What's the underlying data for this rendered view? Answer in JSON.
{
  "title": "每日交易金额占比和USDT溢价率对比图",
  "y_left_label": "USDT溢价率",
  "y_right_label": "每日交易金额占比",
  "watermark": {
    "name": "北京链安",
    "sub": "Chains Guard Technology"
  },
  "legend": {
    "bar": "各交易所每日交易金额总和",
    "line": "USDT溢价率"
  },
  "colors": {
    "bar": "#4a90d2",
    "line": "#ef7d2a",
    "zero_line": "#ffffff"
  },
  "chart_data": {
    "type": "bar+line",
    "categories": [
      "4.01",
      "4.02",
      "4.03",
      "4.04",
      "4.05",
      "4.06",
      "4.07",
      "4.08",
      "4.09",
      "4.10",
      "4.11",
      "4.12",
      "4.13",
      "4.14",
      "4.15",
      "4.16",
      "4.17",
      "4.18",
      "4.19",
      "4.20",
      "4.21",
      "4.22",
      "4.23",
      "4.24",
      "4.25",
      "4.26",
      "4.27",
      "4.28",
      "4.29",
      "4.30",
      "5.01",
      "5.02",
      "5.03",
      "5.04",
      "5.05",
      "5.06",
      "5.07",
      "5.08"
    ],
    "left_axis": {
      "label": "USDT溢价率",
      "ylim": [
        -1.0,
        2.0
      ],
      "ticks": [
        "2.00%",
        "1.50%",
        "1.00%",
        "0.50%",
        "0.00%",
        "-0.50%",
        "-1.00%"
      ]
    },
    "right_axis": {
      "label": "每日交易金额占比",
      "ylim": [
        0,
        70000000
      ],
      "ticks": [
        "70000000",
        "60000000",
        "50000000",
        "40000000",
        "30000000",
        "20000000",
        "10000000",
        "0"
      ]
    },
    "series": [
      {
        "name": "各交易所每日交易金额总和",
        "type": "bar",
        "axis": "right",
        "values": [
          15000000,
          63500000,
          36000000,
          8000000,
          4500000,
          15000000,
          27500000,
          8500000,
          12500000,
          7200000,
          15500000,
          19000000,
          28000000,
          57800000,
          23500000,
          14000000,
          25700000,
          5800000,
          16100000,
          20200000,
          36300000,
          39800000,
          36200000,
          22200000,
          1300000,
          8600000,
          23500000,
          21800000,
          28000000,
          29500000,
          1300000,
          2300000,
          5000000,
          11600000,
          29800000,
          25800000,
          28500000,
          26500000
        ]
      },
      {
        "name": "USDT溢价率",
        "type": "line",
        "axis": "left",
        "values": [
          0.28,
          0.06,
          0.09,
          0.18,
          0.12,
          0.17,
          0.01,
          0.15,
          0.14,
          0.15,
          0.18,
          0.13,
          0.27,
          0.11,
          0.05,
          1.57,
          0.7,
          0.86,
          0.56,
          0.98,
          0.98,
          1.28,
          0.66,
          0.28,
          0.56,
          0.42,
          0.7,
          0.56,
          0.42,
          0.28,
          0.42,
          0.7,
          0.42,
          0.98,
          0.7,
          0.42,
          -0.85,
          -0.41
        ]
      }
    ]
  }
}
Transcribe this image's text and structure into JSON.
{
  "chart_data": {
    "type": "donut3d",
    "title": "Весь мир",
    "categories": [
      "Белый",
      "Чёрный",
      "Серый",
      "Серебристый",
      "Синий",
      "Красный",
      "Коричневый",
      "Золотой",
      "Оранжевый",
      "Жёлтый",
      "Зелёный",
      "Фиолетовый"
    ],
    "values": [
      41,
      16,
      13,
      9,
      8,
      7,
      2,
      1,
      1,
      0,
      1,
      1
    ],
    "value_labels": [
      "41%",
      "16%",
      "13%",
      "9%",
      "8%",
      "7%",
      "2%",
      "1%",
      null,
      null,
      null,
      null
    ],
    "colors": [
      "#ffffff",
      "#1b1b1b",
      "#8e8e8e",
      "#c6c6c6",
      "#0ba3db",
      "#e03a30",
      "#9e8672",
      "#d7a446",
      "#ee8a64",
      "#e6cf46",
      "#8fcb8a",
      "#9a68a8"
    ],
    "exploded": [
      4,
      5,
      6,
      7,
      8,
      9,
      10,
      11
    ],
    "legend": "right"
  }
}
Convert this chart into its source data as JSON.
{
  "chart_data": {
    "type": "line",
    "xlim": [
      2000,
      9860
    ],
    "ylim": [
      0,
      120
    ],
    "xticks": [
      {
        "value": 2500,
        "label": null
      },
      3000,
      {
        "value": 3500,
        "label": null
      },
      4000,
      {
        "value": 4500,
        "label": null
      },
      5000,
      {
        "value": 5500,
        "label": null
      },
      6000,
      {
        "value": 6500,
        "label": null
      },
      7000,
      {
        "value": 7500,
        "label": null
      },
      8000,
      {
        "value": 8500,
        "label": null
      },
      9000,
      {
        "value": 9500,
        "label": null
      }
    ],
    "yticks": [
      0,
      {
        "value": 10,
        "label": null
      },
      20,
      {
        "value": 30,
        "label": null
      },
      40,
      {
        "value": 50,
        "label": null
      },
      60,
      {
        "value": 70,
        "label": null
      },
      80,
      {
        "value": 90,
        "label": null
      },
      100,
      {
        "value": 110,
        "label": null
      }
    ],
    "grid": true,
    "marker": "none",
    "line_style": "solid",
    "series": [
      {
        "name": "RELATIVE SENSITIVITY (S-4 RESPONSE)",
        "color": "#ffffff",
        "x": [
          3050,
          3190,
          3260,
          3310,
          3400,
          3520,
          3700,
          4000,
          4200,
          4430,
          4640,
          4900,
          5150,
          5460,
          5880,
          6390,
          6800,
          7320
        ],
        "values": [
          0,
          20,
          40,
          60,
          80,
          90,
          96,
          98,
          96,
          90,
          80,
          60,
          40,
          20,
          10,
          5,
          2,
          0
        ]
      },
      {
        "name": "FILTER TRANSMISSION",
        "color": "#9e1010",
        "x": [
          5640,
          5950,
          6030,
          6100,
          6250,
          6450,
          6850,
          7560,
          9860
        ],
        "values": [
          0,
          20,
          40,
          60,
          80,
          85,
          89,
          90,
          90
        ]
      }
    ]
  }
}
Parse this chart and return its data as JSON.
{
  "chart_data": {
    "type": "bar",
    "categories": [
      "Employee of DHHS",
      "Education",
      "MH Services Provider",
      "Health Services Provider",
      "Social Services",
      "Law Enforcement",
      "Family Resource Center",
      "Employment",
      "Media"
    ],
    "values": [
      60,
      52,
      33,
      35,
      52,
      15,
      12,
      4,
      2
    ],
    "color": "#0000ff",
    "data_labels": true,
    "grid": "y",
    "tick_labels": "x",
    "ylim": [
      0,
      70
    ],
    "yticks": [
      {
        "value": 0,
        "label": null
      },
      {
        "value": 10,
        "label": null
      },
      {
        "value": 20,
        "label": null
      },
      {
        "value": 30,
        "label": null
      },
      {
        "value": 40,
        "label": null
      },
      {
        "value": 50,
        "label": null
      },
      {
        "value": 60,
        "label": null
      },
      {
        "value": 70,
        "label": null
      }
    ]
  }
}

AIM OF THE EXERCISE → Reply with nothing but the number of lines in the data above that contain "title".

TASK SOLUTION → 2